• _EXERCISE REQUIREMENTS_
Output every entry exactly as written.

• _DATA LISTING_
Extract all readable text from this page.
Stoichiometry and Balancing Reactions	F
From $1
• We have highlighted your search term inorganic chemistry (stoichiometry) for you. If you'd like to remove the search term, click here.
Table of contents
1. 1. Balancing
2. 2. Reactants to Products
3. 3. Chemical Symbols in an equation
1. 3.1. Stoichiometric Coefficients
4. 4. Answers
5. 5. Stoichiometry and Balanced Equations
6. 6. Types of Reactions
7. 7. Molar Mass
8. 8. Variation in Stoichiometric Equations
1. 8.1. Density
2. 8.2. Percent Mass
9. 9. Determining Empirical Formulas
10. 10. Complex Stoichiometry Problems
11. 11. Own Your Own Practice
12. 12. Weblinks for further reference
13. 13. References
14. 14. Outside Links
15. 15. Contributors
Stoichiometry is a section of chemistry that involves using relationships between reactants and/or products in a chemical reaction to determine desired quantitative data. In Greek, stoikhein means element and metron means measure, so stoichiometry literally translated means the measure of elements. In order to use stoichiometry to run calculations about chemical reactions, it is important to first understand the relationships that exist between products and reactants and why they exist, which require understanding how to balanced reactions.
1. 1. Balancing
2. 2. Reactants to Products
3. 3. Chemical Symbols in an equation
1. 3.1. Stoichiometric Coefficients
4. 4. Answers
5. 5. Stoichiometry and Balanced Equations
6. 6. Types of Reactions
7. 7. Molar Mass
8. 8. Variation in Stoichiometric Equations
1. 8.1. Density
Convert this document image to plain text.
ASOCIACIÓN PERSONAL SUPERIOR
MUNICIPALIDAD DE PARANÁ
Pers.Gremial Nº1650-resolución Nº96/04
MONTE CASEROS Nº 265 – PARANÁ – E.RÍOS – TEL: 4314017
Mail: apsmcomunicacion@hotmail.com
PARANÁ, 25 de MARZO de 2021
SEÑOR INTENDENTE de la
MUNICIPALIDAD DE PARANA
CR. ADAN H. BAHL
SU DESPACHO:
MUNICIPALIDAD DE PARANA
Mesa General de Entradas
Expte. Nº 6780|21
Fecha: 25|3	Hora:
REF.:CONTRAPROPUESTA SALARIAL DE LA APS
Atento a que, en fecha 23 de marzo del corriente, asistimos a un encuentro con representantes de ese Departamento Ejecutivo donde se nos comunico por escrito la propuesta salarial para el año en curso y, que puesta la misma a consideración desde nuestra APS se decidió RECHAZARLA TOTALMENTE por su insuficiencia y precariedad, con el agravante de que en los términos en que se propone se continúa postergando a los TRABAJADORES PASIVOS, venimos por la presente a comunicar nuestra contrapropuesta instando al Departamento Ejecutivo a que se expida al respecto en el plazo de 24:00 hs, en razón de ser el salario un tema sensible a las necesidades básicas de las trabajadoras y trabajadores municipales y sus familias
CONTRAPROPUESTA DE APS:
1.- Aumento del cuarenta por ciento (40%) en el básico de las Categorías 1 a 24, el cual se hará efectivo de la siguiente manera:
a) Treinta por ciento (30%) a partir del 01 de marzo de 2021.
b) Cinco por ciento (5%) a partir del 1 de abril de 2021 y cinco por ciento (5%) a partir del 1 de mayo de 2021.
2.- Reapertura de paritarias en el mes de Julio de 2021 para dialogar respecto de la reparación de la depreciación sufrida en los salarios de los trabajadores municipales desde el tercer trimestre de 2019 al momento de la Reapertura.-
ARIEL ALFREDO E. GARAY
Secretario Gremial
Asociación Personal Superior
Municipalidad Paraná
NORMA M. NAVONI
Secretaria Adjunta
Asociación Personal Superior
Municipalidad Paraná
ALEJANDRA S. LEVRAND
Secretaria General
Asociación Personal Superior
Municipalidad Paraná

• _THE RESPONSE_
Extract all readable text from this page.
Stoichiometry and Balancing Reactions	F
From $1
• We have highlighted your search term inorganic chemistry (stoichiometry) for you. If you'd like to remove the search term, click here.
Table of contents
1. 1. Balancing
2. 2. Reactants to Products
3. 3. Chemical Symbols in an equation
1. 3.1. Stoichiometric Coefficients
4. 4. Answers
5. 5. Stoichiometry and Balanced Equations
6. 6. Types of Reactions
7. 7. Molar Mass
8. 8. Variation in Stoichiometric Equations
1. 8.1. Density
2. 8.2. Percent Mass
9. 9. Determining Empirical Formulas
10. 10. Complex Stoichiometry Problems
11. 11. Own Your Own Practice
12. 12. Weblinks for further reference
13. 13. References
14. 14. Outside Links
15. 15. Contributors
Stoichiometry is a section of chemistry that involves using relationships between reactants and/or products in a chemical reaction to determine desired quantitative data. In Greek, stoikhein means element and metron means measure, so stoichiometry literally translated means the measure of elements. In order to use stoichiometry to run calculations about chemical reactions, it is important to first understand the relationships that exist between products and reactants and why they exist, which require understanding how to balanced reactions.
1. 1. Balancing
2. 2. Reactants to Products
3. 3. Chemical Symbols in an equation
1. 3.1. Stoichiometric Coefficients
4. 4. Answers
5. 5. Stoichiometry and Balanced Equations
6. 6. Types of Reactions
7. 7. Molar Mass
8. 8. Variation in Stoichiometric Equations
1. 8.1. Density
Convert this document image to plain text.
ASOCIACIÓN PERSONAL SUPERIOR
MUNICIPALIDAD DE PARANÁ
Pers.Gremial Nº1650-resolución Nº96/04
MONTE CASEROS Nº 265 – PARANÁ – E.RÍOS – TEL: 4314017
Mail: apsmcomunicacion@hotmail.com
PARANÁ, 25 de MARZO de 2021
SEÑOR INTENDENTE de la
MUNICIPALIDAD DE PARANA
CR. ADAN H. BAHL
SU DESPACHO:
MUNICIPALIDAD DE PARANA
Mesa General de Entradas
Expte. Nº 6780|21
Fecha: 25|3	Hora:
REF.:CONTRAPROPUESTA SALARIAL DE LA APS
Atento a que, en fecha 23 de marzo del corriente, asistimos a un encuentro con representantes de ese Departamento Ejecutivo donde se nos comunico por escrito la propuesta salarial para el año en curso y, que puesta la misma a consideración desde nuestra APS se decidió RECHAZARLA TOTALMENTE por su insuficiencia y precariedad, con el agravante de que en los términos en que se propone se continúa postergando a los TRABAJADORES PASIVOS, venimos por la presente a comunicar nuestra contrapropuesta instando al Departamento Ejecutivo a que se expida al respecto en el plazo de 24:00 hs, en razón de ser el salario un tema sensible a las necesidades básicas de las trabajadoras y trabajadores municipales y sus familias
CONTRAPROPUESTA DE APS:
1.- Aumento del cuarenta por ciento (40%) en el básico de las Categorías 1 a 24, el cual se hará efectivo de la siguiente manera:
a) Treinta por ciento (30%) a partir del 01 de marzo de 2021.
b) Cinco por ciento (5%) a partir del 1 de abril de 2021 y cinco por ciento (5%) a partir del 1 de mayo de 2021.
2.- Reapertura de paritarias en el mes de Julio de 2021 para dialogar respecto de la reparación de la depreciación sufrida en los salarios de los trabajadores municipales desde el tercer trimestre de 2019 al momento de la Reapertura.-
ARIEL ALFREDO E. GARAY
Secretario Gremial
Asociación Personal Superior
Municipalidad Paraná
NORMA M. NAVONI
Secretaria Adjunta
Asociación Personal Superior
Municipalidad Paraná
ALEJANDRA S. LEVRAND
Secretaria General
Asociación Personal Superior
Municipalidad Paraná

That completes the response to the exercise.